_To do_
Extract the complete listing and repeat it word for word.

_Records for the task_
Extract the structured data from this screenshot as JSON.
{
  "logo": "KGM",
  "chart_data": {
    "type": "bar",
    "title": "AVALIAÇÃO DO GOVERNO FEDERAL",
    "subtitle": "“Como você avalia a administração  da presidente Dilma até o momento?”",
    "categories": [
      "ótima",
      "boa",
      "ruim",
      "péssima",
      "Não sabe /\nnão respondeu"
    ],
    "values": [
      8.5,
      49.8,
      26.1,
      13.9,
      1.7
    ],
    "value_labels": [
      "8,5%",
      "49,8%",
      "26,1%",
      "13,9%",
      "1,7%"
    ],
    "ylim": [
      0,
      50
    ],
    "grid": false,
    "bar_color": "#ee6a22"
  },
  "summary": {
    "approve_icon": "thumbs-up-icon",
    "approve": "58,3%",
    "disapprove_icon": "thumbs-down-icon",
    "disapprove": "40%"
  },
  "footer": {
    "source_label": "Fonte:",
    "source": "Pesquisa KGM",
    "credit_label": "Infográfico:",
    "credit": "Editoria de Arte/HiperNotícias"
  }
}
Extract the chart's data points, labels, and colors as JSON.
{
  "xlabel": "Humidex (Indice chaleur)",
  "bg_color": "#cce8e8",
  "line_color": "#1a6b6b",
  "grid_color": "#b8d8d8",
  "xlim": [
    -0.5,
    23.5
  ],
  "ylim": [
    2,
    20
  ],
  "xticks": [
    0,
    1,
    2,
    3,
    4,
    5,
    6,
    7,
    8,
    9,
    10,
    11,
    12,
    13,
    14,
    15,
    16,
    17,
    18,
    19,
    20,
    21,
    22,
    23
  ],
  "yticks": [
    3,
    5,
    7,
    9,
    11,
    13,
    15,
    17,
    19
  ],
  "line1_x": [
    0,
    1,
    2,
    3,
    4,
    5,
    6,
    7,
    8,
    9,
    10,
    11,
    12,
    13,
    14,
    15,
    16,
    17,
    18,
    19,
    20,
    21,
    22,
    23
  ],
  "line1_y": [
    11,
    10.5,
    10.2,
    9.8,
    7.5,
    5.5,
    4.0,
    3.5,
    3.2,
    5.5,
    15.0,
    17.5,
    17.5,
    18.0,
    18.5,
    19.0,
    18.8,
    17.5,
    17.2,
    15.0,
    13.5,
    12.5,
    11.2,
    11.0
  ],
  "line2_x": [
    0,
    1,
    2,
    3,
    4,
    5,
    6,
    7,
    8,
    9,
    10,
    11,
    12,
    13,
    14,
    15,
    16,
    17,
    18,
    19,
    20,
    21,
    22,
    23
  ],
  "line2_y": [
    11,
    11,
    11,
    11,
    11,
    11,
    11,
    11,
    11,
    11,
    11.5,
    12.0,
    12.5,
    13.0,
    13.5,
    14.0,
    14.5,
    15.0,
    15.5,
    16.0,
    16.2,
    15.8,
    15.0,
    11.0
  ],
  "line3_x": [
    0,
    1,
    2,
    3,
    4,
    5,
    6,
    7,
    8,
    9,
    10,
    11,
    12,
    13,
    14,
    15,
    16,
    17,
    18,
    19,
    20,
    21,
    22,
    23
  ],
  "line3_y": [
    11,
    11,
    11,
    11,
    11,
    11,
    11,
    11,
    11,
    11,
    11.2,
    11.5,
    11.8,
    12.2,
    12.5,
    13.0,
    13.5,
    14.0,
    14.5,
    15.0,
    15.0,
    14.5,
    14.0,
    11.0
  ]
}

_The response_
Extract the structured data from this screenshot as JSON.
{
  "logo": "KGM",
  "chart_data": {
    "type": "bar",
    "title": "AVALIAÇÃO DO GOVERNO FEDERAL",
    "subtitle": "“Como você avalia a administração  da presidente Dilma até o momento?”",
    "categories": [
      "ótima",
      "boa",
      "ruim",
      "péssima",
      "Não sabe /\nnão respondeu"
    ],
    "values": [
      8.5,
      49.8,
      26.1,
      13.9,
      1.7
    ],
    "value_labels": [
      "8,5%",
      "49,8%",
      "26,1%",
      "13,9%",
      "1,7%"
    ],
    "ylim": [
      0,
      50
    ],
    "grid": false,
    "bar_color": "#ee6a22"
  },
  "summary": {
    "approve_icon": "thumbs-up-icon",
    "approve": "58,3%",
    "disapprove_icon": "thumbs-down-icon",
    "disapprove": "40%"
  },
  "footer": {
    "source_label": "Fonte:",
    "source": "Pesquisa KGM",
    "credit_label": "Infográfico:",
    "credit": "Editoria de Arte/HiperNotícias"
  }
}
Extract the chart's data points, labels, and colors as JSON.
{
  "xlabel": "Humidex (Indice chaleur)",
  "bg_color": "#cce8e8",
  "line_color": "#1a6b6b",
  "grid_color": "#b8d8d8",
  "xlim": [
    -0.5,
    23.5
  ],
  "ylim": [
    2,
    20
  ],
  "xticks": [
    0,
    1,
    2,
    3,
    4,
    5,
    6,
    7,
    8,
    9,
    10,
    11,
    12,
    13,
    14,
    15,
    16,
    17,
    18,
    19,
    20,
    21,
    22,
    23
  ],
  "yticks": [
    3,
    5,
    7,
    9,
    11,
    13,
    15,
    17,
    19
  ],
  "line1_x": [
    0,
    1,
    2,
    3,
    4,
    5,
    6,
    7,
    8,
    9,
    10,
    11,
    12,
    13,
    14,
    15,
    16,
    17,
    18,
    19,
    20,
    21,
    22,
    23
  ],
  "line1_y": [
    11,
    10.5,
    10.2,
    9.8,
    7.5,
    5.5,
    4.0,
    3.5,
    3.2,
    5.5,
    15.0,
    17.5,
    17.5,
    18.0,
    18.5,
    19.0,
    18.8,
    17.5,
    17.2,
    15.0,
    13.5,
    12.5,
    11.2,
    11.0
  ],
  "line2_x": [
    0,
    1,
    2,
    3,
    4,
    5,
    6,
    7,
    8,
    9,
    10,
    11,
    12,
    13,
    14,
    15,
    16,
    17,
    18,
    19,
    20,
    21,
    22,
    23
  ],
  "line2_y": [
    11,
    11,
    11,
    11,
    11,
    11,
    11,
    11,
    11,
    11,
    11.5,
    12.0,
    12.5,
    13.0,
    13.5,
    14.0,
    14.5,
    15.0,
    15.5,
    16.0,
    16.2,
    15.8,
    15.0,
    11.0
  ],
  "line3_x": [
    0,
    1,
    2,
    3,
    4,
    5,
    6,
    7,
    8,
    9,
    10,
    11,
    12,
    13,
    14,
    15,
    16,
    17,
    18,
    19,
    20,
    21,
    22,
    23
  ],
  "line3_y": [
    11,
    11,
    11,
    11,
    11,
    11,
    11,
    11,
    11,
    11,
    11.2,
    11.5,
    11.8,
    12.2,
    12.5,
    13.0,
    13.5,
    14.0,
    14.5,
    15.0,
    15.0,
    14.5,
    14.0,
    11.0
  ]
}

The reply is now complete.